## REQUIRED WORK
Copy the data below word for word, everything from the line with "List every element" down to the line with "list-item: ● Align", with both of those lines included.

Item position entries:
────────
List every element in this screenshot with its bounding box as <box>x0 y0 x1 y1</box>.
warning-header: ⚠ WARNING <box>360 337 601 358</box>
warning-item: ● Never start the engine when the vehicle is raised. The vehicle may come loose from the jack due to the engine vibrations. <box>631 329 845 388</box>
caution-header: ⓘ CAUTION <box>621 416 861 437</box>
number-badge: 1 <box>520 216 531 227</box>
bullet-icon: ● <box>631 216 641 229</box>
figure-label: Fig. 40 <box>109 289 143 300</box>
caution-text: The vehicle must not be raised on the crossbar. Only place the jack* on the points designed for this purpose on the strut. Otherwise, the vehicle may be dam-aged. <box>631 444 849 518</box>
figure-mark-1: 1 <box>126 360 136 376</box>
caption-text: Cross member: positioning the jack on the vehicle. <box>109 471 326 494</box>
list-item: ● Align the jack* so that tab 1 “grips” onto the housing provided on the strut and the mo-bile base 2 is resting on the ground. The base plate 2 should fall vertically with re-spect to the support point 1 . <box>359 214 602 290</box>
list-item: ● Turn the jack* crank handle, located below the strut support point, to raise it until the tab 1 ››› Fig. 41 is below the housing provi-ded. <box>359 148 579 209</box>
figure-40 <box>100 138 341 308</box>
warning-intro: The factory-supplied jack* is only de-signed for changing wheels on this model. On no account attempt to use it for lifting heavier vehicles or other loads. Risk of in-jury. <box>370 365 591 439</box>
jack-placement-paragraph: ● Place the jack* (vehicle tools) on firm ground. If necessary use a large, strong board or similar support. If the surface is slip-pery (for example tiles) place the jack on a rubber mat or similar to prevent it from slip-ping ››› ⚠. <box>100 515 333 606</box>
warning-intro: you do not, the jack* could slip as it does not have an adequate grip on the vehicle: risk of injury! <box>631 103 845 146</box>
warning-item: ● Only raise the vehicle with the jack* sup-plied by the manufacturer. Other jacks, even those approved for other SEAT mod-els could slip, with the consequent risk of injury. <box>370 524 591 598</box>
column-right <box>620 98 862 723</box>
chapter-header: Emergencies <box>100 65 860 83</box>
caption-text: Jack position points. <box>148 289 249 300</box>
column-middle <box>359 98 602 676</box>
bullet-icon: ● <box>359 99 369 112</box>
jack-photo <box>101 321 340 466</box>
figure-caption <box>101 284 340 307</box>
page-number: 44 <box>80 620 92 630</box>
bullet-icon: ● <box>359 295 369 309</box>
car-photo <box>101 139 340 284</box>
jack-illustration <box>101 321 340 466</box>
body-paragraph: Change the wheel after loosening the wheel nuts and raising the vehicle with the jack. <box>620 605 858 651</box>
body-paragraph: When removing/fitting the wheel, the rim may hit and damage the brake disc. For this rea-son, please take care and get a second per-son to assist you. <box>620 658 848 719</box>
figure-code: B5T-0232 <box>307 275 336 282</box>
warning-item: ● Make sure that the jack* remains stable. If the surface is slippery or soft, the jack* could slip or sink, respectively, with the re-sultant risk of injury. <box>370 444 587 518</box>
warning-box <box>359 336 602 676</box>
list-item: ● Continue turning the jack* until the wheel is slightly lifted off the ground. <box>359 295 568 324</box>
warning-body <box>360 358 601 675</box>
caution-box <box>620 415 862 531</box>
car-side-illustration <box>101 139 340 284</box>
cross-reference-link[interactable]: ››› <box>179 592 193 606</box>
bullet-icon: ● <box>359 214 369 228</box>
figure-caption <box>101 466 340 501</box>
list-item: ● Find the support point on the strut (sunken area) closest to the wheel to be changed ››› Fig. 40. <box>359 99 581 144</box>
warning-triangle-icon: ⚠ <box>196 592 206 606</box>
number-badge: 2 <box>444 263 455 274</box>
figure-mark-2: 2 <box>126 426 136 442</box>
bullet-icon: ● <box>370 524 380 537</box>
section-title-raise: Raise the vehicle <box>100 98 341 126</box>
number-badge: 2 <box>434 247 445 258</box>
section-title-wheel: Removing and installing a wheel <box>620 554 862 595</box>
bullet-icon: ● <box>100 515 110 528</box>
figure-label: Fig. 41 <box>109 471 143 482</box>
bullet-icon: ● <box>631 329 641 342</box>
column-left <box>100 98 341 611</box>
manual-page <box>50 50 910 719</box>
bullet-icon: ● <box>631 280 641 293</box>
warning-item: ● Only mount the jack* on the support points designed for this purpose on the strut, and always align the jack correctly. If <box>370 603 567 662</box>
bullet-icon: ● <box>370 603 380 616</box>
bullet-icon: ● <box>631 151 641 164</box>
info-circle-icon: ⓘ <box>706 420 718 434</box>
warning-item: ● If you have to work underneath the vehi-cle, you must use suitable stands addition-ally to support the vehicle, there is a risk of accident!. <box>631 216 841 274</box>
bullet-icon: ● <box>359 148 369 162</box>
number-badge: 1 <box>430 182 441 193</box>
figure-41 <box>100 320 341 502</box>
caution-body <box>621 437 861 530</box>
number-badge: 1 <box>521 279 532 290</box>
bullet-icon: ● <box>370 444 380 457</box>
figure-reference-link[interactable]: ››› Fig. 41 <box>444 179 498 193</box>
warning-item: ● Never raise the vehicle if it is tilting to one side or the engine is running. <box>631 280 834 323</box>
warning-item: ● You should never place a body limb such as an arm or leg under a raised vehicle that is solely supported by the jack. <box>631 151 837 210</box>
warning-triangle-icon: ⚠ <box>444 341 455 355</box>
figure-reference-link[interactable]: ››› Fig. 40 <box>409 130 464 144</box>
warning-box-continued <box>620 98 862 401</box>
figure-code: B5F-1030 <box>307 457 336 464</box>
────────
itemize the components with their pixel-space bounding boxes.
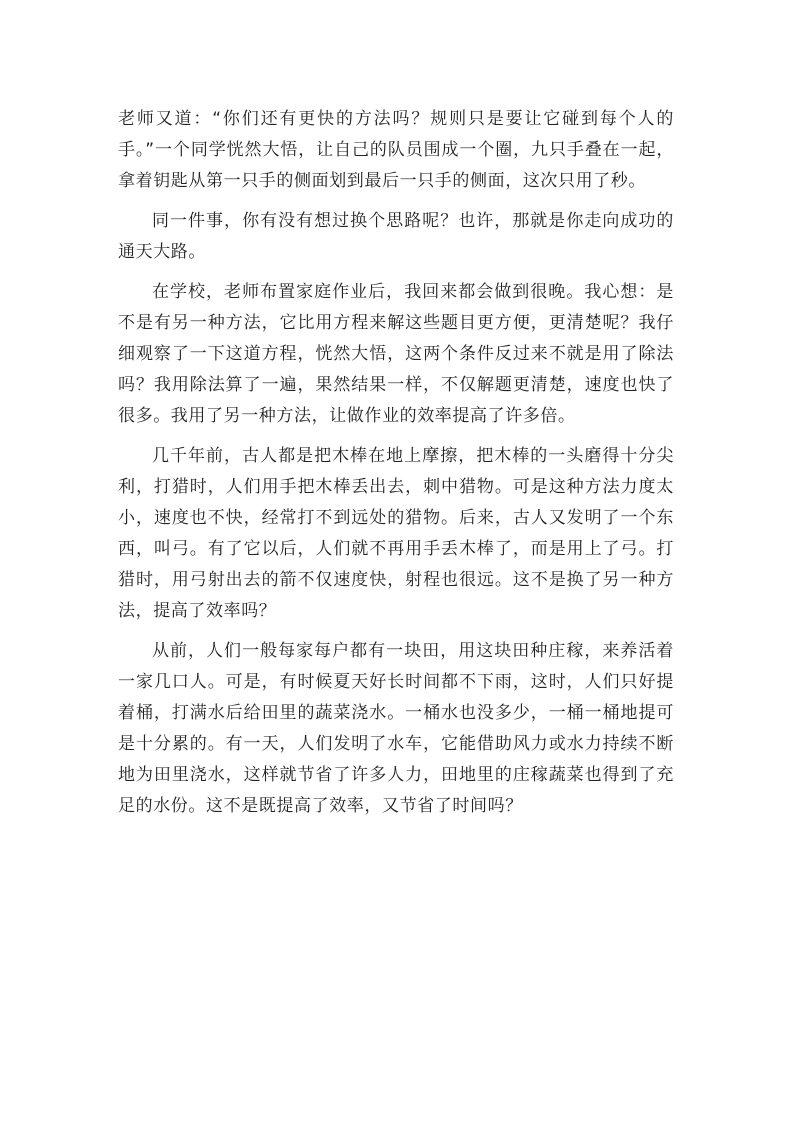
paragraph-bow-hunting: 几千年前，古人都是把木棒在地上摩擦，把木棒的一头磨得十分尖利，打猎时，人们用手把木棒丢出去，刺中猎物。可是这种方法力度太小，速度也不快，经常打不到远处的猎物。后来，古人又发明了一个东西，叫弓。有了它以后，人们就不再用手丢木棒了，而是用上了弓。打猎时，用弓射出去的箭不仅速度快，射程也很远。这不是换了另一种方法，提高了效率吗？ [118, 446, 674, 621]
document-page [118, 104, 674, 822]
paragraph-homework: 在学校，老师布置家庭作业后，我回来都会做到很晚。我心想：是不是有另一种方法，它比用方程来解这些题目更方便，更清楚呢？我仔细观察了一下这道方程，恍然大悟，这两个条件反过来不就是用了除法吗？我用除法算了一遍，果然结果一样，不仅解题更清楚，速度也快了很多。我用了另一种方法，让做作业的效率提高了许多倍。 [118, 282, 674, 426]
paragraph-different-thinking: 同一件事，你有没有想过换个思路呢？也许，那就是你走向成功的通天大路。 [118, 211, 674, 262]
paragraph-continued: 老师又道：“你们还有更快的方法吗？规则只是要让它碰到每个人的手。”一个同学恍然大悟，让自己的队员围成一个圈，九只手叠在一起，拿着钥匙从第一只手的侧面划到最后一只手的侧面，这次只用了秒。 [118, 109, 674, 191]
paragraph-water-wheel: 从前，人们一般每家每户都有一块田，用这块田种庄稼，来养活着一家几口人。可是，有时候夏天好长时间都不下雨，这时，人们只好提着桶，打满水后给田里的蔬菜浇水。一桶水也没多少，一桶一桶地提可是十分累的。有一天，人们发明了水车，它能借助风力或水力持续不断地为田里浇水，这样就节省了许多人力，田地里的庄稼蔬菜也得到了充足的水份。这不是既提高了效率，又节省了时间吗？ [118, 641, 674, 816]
────────
## EXERCISE RESULT
List every element in this screenshot with its bounding box as <box>x0 y0 x1 y1</box>.
warning-header: ⚠ WARNING <box>360 337 601 358</box>
warning-item: ● Never start the engine when the vehicle is raised. The vehicle may come loose from the jack due to the engine vibrations. <box>631 329 845 388</box>
caution-header: ⓘ CAUTION <box>621 416 861 437</box>
number-badge: 1 <box>520 216 531 227</box>
bullet-icon: ● <box>631 216 641 229</box>
figure-label: Fig. 40 <box>109 289 143 300</box>
caution-text: The vehicle must not be raised on the crossbar. Only place the jack* on the points designed for this purpose on the strut. Otherwise, the vehicle may be dam-aged. <box>631 444 849 518</box>
figure-mark-1: 1 <box>126 360 136 376</box>
caption-text: Cross member: positioning the jack on the vehicle. <box>109 471 326 494</box>
list-item: ● Align the jack* so that tab 1 “grips” onto the housing provided on the strut and the mo-bile base 2 is resting on the ground. The base plate 2 should fall vertically with re-spect to the support point 1 . <box>359 214 602 290</box>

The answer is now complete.